GIVEN DATA:
-----
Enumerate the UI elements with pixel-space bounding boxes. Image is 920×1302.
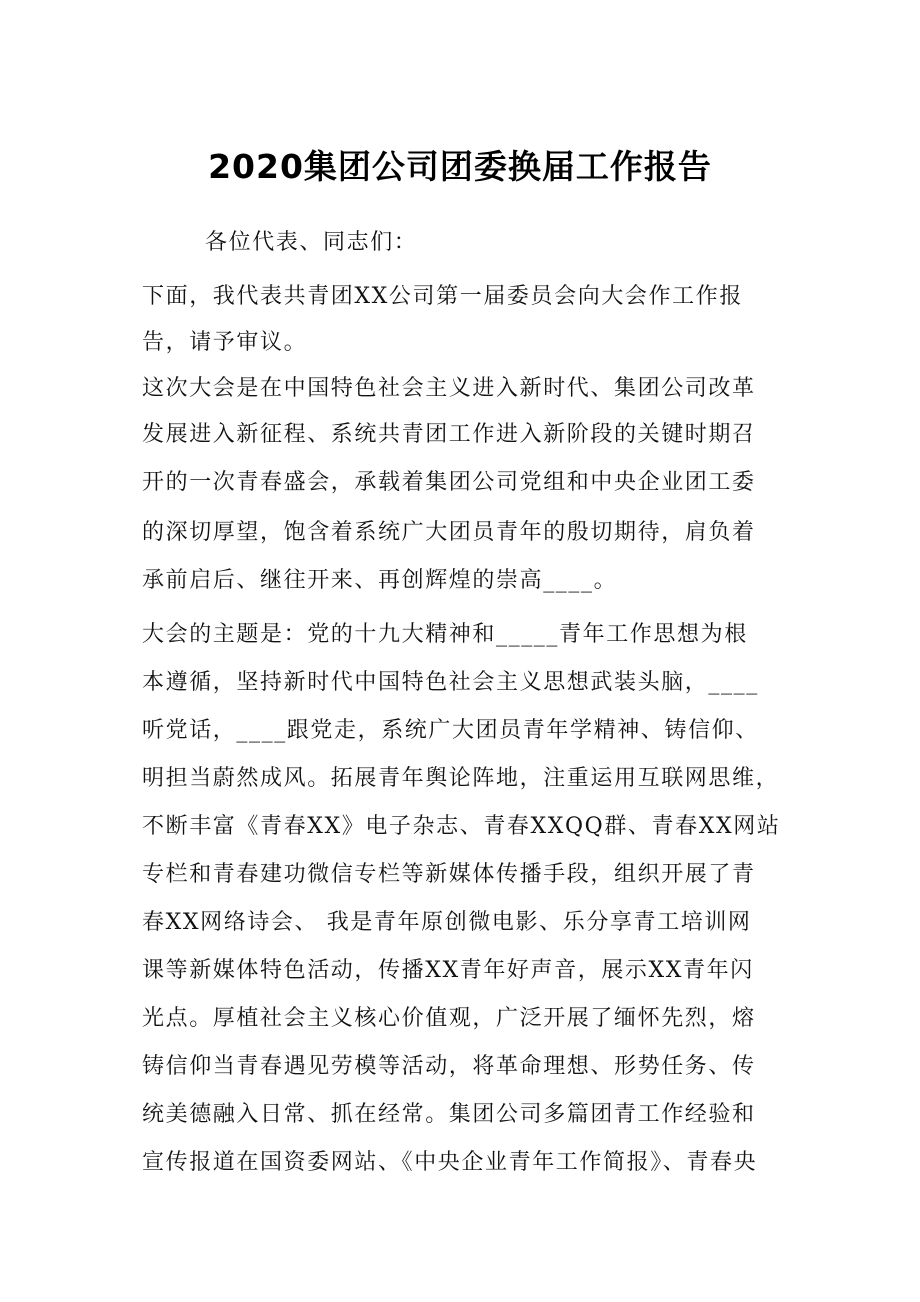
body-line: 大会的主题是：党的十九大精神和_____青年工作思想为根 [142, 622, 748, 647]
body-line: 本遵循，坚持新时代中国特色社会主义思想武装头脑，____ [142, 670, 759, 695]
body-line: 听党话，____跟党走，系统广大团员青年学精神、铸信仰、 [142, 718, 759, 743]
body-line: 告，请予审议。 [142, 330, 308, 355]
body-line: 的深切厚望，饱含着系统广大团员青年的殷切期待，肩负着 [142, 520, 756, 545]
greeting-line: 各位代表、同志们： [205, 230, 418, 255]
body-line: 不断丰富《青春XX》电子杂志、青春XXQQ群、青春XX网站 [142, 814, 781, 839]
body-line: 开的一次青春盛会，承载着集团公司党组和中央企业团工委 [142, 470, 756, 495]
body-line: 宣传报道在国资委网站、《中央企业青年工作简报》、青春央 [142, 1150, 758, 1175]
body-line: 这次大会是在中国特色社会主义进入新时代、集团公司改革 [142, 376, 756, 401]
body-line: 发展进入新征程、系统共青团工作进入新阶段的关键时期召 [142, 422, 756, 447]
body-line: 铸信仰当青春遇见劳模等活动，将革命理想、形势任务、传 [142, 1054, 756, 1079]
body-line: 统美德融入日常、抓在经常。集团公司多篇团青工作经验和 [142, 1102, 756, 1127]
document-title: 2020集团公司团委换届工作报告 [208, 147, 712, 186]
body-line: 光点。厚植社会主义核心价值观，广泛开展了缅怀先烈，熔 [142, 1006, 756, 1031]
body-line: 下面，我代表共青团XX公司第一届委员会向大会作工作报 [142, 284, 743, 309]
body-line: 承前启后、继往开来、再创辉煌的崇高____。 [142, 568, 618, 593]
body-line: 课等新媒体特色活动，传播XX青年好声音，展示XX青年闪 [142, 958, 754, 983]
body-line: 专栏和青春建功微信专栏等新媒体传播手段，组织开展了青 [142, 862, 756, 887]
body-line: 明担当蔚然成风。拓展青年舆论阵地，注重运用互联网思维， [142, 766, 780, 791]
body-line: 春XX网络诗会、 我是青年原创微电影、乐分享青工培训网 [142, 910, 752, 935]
-----
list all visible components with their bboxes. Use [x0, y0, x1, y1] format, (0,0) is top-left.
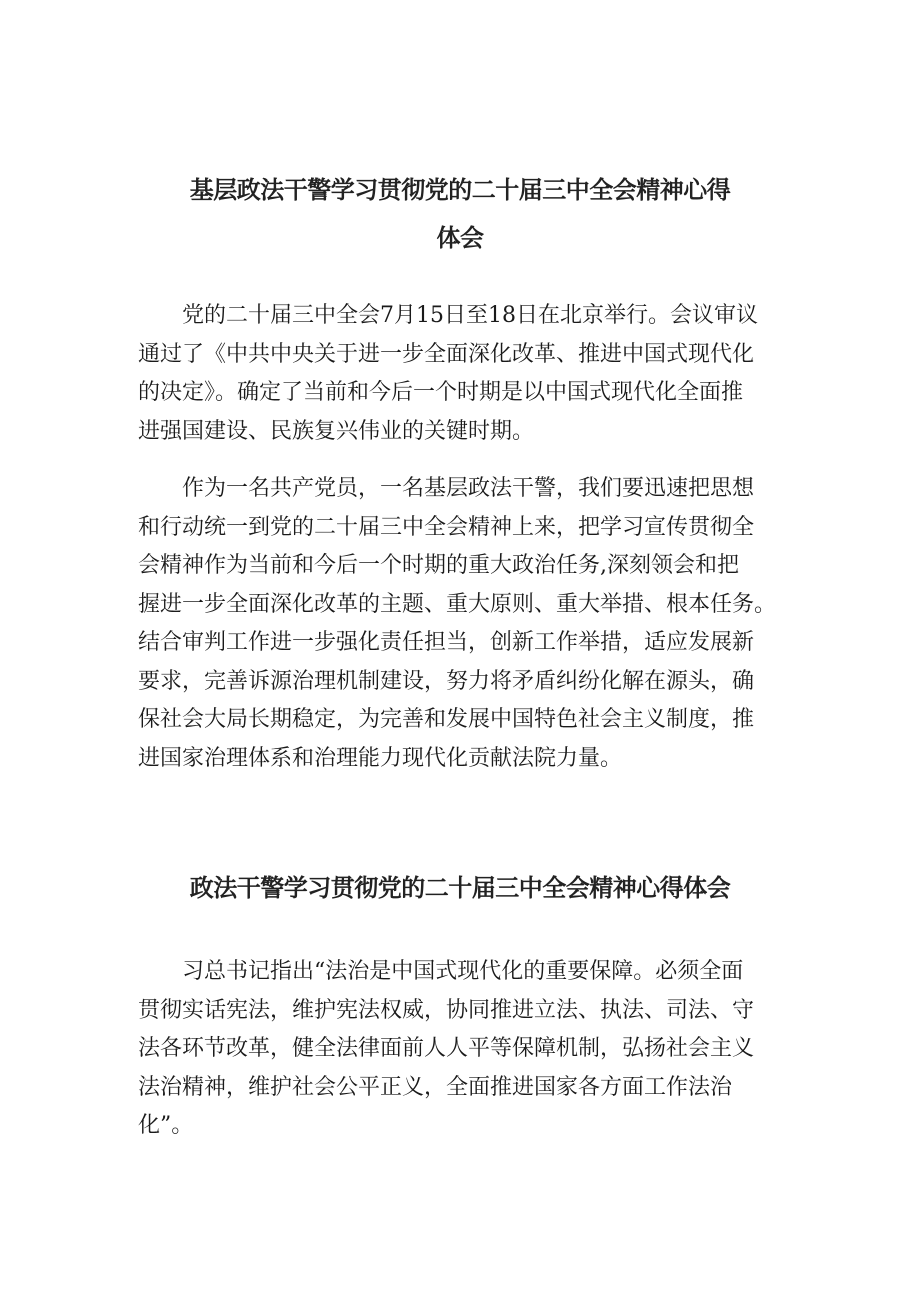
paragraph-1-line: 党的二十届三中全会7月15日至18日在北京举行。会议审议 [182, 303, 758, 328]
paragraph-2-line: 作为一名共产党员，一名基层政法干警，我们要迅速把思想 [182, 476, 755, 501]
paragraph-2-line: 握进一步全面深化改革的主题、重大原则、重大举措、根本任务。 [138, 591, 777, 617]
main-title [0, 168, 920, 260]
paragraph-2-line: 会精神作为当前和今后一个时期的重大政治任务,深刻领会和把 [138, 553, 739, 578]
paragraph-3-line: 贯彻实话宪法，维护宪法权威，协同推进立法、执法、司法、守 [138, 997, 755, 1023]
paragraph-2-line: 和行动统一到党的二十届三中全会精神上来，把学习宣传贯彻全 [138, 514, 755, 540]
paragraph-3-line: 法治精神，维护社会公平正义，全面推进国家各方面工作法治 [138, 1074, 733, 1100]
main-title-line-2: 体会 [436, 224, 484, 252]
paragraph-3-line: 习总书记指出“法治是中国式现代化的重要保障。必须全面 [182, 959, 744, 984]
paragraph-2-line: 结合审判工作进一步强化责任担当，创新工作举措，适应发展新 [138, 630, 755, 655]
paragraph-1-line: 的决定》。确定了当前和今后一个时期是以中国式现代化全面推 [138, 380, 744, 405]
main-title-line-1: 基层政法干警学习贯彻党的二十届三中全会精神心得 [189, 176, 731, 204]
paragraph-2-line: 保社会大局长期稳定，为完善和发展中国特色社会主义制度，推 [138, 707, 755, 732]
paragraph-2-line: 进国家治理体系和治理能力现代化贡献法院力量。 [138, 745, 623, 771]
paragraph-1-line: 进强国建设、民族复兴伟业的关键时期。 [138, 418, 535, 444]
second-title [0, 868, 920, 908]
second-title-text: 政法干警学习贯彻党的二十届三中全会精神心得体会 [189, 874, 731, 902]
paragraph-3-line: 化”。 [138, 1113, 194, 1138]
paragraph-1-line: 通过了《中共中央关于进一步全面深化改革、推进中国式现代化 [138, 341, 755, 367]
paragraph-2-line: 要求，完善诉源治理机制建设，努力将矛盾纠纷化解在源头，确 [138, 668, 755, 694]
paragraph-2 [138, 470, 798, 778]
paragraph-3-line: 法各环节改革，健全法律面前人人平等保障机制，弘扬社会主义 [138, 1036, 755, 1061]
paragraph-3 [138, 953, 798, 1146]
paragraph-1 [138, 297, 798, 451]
-----
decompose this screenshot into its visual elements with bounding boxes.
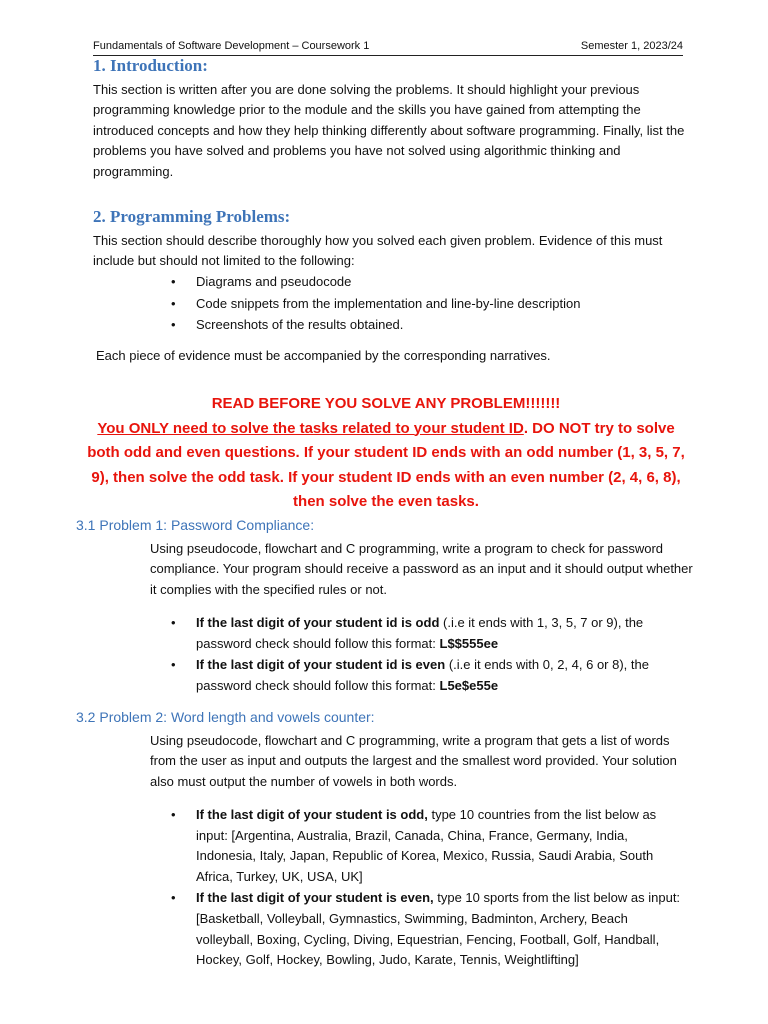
-----
Convert the items starting with the line containing "Enumerate the UI" and going on through the line containing "body-line: 课等新媒体特色活动，传播XX青年好声音，展示XX青年闪 [142, 958, 754, 983]" into a two-column CSV with the columns input and output. Give one row per item, with its text and its answer each in a single quoted field, replace line breaks with spaces, and leave out the pictures.

COMPLETED EXERCISE:
input,output
"Enumerate the UI elements with pixel-space bounding boxes. Image is 920×1302.","body-line: 大会的主题是：党的十九大精神和_____青年工作思想为根 [142, 622, 748, 647] body-line: 本遵循，坚持新时代中国特色社会主义思想武装头脑，____ [142, 670, 759, 695] body-line: 听党话，____跟党走，系统广大团员青年学精神、铸信仰、 [142, 718, 759, 743] body-line: 告，请予审议。 [142, 330, 308, 355] body-line: 的深切厚望，饱含着系统广大团员青年的殷切期待，肩负着 [142, 520, 756, 545] greeting-line: 各位代表、同志们： [205, 230, 418, 255] body-line: 不断丰富《青春XX》电子杂志、青春XXQQ群、青春XX网站 [142, 814, 781, 839] body-line: 开的一次青春盛会，承载着集团公司党组和中央企业团工委 [142, 470, 756, 495] body-line: 宣传报道在国资委网站、《中央企业青年工作简报》、青春央 [142, 1150, 758, 1175] body-line: 这次大会是在中国特色社会主义进入新时代、集团公司改革 [142, 376, 756, 401] body-line: 发展进入新征程、系统共青团工作进入新阶段的关键时期召 [142, 422, 756, 447] body-line: 铸信仰当青春遇见劳模等活动，将革命理想、形势任务、传 [142, 1054, 756, 1079] body-line: 统美德融入日常、抓在经常。集团公司多篇团青工作经验和 [142, 1102, 756, 1127] document-title: 2020集团公司团委换届工作报告 [208, 147, 712, 186] body-line: 光点。厚植社会主义核心价值观，广泛开展了缅怀先烈，熔 [142, 1006, 756, 1031] body-line: 下面，我代表共青团XX公司第一届委员会向大会作工作报 [142, 284, 743, 309] body-line: 承前启后、继往开来、再创辉煌的崇高____。 [142, 568, 618, 593] body-line: 课等新媒体特色活动，传播XX青年好声音，展示XX青年闪 [142, 958, 754, 983]"